Collect each line containing "rank".
━━ TASK INPUT ━━
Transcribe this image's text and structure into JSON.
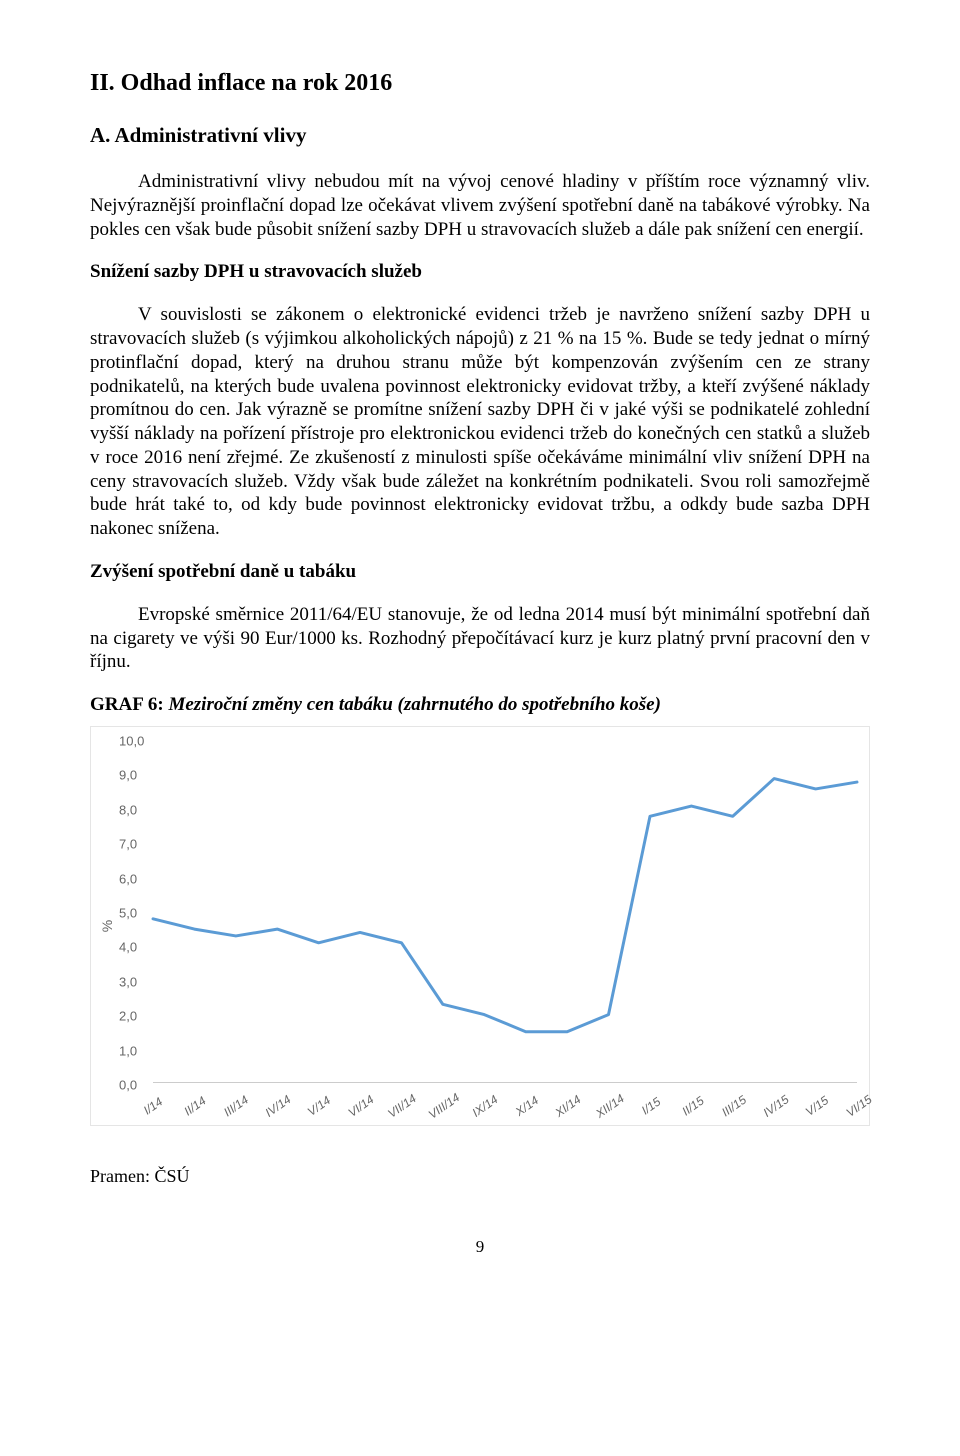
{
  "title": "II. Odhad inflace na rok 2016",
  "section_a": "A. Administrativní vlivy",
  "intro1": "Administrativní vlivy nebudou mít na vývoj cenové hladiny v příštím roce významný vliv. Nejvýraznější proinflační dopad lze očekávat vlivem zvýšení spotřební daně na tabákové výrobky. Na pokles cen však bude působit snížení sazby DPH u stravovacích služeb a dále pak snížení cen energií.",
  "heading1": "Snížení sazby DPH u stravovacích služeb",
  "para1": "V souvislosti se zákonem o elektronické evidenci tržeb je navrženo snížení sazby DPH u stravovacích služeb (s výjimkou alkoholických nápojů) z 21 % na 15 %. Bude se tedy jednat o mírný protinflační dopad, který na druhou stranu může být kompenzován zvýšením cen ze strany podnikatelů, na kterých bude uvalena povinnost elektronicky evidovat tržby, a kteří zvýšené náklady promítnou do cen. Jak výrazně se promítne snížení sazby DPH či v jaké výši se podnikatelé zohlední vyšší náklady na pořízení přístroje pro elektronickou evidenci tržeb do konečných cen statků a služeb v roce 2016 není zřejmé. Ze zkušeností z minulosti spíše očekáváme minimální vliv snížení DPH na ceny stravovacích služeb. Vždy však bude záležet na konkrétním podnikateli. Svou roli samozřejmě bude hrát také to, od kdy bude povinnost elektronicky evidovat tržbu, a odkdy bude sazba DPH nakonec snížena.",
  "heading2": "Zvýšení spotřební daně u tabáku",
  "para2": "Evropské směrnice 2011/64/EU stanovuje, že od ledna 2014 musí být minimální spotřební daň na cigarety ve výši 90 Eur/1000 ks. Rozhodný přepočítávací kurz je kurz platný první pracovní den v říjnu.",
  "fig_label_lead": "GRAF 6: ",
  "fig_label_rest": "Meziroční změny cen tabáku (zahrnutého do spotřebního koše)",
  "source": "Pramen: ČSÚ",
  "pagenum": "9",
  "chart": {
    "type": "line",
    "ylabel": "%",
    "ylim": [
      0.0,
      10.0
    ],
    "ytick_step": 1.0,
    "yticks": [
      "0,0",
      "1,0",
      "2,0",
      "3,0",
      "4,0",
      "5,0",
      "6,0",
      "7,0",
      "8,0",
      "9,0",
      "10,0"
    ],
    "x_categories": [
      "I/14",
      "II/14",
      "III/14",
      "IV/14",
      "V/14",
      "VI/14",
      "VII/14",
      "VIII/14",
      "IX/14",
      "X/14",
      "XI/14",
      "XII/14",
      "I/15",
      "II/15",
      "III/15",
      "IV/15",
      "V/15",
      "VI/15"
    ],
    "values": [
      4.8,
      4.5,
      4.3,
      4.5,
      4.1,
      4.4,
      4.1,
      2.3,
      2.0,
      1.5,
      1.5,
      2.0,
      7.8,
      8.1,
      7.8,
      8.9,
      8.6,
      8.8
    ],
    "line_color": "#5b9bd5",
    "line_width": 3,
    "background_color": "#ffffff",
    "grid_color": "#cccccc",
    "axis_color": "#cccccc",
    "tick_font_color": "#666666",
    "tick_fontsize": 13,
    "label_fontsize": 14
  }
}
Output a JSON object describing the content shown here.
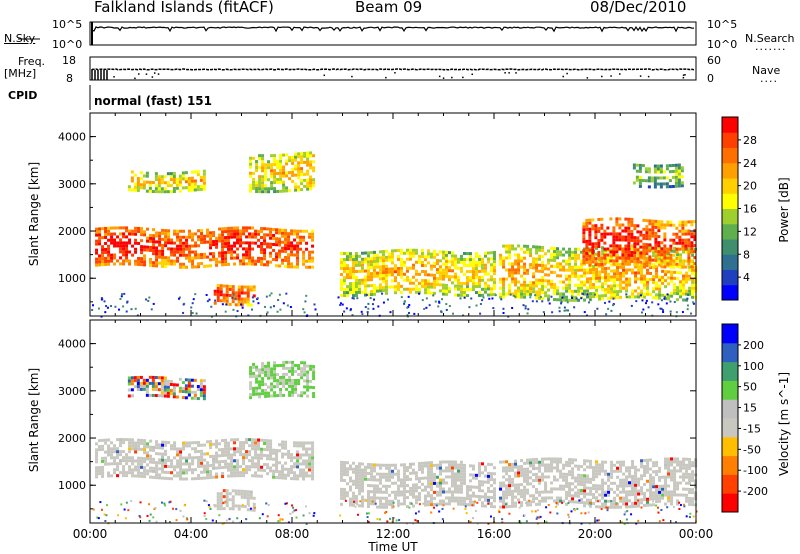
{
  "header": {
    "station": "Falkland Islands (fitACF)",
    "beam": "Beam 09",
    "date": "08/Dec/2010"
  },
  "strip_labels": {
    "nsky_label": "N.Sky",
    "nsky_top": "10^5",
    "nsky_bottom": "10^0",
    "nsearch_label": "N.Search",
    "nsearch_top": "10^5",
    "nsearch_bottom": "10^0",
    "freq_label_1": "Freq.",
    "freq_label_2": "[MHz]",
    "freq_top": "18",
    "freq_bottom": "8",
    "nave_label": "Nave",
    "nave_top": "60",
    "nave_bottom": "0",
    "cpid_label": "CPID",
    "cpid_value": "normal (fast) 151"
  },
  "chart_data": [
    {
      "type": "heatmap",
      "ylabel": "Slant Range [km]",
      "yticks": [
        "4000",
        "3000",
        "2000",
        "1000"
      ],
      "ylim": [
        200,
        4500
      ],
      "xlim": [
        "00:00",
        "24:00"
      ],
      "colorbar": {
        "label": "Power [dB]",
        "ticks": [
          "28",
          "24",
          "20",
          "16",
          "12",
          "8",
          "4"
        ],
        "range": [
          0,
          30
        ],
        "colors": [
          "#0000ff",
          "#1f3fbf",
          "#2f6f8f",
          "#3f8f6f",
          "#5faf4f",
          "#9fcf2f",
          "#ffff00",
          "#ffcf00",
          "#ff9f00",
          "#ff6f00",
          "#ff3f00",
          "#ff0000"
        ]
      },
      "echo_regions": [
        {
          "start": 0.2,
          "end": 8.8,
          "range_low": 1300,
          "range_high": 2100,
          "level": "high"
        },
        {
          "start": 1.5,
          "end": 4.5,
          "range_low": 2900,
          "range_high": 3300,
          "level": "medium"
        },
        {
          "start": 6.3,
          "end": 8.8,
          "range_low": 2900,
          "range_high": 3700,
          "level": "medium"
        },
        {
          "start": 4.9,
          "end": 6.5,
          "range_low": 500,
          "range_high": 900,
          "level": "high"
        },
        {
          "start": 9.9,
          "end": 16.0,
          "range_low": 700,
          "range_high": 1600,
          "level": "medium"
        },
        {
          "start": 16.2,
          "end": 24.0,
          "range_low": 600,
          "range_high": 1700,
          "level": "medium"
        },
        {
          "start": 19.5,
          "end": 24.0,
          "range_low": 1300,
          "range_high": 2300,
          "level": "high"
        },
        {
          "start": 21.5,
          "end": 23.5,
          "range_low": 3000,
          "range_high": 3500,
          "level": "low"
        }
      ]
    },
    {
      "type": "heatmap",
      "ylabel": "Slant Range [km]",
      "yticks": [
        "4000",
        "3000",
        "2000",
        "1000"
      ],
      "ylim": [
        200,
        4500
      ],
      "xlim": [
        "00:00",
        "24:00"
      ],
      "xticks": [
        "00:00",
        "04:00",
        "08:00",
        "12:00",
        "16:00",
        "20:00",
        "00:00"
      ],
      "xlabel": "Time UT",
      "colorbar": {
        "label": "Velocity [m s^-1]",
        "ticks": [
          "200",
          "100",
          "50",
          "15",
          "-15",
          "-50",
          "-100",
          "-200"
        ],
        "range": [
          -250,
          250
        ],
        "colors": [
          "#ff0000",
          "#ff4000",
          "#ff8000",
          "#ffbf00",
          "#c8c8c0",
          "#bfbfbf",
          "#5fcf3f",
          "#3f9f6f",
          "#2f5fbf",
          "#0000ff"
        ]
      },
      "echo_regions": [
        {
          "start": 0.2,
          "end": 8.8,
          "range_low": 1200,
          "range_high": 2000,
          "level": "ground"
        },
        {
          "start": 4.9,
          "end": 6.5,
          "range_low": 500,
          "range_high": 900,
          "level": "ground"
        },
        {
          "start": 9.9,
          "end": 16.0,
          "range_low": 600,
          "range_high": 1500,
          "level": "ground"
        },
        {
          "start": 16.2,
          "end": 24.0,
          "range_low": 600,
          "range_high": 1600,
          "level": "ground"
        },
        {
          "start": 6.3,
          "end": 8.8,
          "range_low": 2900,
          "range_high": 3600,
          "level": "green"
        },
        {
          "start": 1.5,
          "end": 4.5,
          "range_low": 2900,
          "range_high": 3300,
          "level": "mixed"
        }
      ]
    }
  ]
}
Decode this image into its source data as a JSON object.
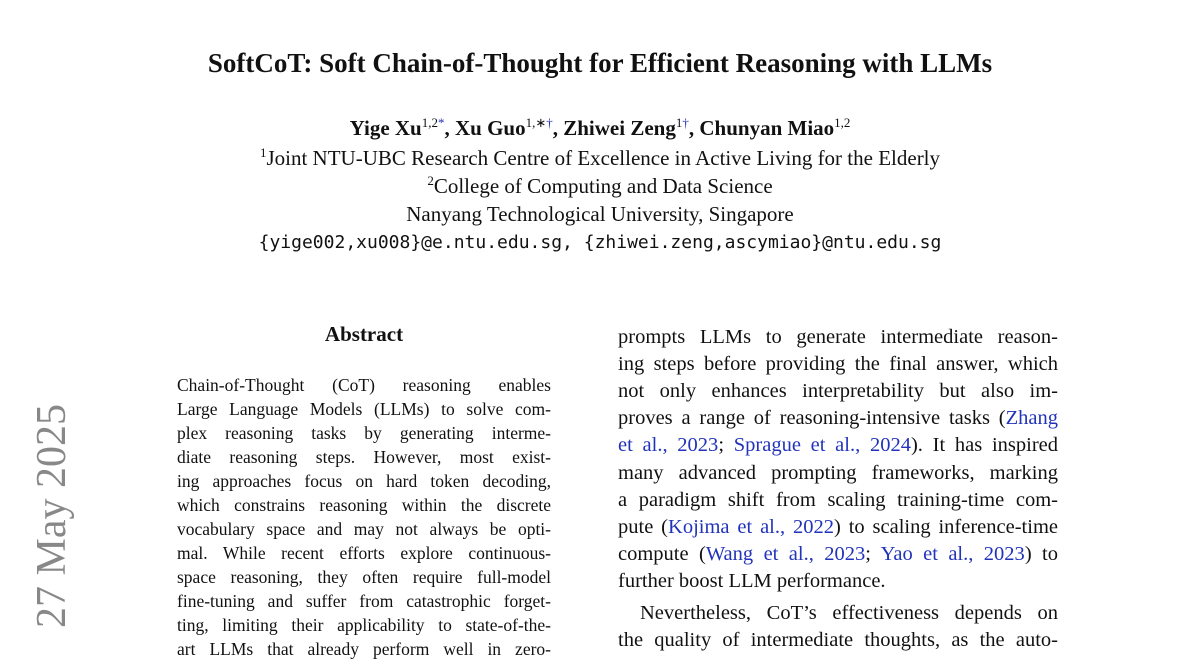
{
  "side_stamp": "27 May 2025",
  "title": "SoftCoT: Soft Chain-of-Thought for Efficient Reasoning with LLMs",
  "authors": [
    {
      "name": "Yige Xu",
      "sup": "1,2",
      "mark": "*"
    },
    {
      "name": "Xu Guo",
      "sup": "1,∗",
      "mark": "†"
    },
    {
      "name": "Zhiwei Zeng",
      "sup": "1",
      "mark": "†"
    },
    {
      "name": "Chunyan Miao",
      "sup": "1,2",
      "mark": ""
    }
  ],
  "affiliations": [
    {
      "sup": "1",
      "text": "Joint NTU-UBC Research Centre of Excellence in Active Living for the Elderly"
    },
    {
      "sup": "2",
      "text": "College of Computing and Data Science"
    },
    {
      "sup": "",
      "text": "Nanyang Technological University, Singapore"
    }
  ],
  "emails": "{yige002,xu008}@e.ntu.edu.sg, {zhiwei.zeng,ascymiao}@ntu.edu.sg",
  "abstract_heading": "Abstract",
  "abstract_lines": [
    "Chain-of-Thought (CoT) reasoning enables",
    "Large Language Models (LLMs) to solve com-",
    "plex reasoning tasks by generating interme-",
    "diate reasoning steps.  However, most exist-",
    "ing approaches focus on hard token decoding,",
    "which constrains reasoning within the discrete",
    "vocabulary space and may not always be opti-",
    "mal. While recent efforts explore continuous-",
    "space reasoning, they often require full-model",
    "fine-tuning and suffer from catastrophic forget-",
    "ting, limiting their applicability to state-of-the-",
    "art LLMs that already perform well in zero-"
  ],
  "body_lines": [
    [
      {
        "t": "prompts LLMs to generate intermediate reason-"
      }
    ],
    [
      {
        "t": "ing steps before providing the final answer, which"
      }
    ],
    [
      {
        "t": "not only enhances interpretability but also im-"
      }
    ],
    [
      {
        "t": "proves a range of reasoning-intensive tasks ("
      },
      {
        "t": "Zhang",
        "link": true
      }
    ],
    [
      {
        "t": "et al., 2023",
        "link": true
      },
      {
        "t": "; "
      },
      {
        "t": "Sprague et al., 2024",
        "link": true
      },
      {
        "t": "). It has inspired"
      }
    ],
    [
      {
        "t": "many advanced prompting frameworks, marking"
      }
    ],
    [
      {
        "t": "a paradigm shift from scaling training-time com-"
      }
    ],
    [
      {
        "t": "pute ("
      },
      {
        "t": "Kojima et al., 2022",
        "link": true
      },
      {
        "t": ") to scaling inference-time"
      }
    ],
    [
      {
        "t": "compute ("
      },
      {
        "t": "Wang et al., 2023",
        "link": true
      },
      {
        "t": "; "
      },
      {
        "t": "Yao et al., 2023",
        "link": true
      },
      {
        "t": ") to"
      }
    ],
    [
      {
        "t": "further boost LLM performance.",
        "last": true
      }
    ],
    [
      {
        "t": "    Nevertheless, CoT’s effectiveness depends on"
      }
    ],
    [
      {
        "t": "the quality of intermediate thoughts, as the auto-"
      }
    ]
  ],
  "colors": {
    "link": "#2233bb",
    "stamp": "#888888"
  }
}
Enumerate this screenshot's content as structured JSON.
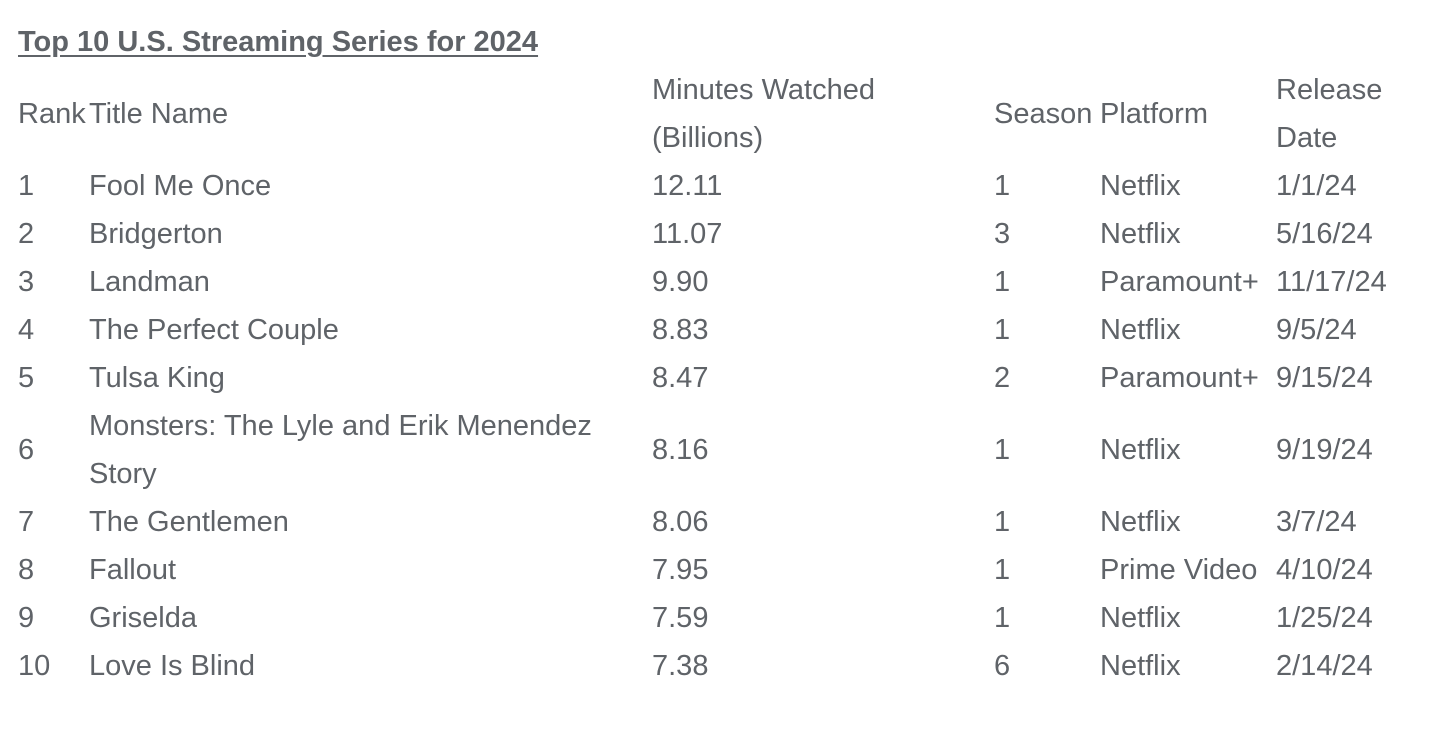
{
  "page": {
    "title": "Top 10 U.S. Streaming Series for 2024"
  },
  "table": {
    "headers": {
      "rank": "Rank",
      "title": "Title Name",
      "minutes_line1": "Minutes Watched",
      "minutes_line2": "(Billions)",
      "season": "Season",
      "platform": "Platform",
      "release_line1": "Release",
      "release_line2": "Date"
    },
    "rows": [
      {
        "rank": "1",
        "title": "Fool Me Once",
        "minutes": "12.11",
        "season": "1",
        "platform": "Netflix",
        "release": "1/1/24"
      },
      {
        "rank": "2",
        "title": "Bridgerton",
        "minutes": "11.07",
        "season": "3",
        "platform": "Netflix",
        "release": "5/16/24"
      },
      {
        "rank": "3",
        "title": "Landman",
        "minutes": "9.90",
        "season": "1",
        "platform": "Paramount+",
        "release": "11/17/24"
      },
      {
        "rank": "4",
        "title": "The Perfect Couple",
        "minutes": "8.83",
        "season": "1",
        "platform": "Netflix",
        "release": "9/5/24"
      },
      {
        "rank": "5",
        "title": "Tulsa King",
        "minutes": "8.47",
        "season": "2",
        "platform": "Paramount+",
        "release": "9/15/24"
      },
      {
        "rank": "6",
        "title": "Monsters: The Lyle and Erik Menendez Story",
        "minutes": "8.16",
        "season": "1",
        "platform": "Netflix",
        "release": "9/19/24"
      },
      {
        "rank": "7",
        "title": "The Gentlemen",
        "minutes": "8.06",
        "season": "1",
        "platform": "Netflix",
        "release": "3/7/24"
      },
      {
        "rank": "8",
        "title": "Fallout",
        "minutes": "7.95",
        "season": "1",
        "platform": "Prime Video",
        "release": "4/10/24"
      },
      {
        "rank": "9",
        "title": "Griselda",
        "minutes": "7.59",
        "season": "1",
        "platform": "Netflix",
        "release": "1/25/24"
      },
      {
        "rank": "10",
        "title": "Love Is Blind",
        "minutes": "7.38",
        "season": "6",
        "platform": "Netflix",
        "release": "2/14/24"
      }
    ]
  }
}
━━━
_ANSWER TO THE PROBLEM_
      "rank": "Rank",
        "rank": "1",
        "rank": "2",
        "rank": "3",
        "rank": "4",
        "rank": "5",
        "rank": "6",
        "rank": "7",
        "rank": "8",
        "rank": "9",
        "rank": "10",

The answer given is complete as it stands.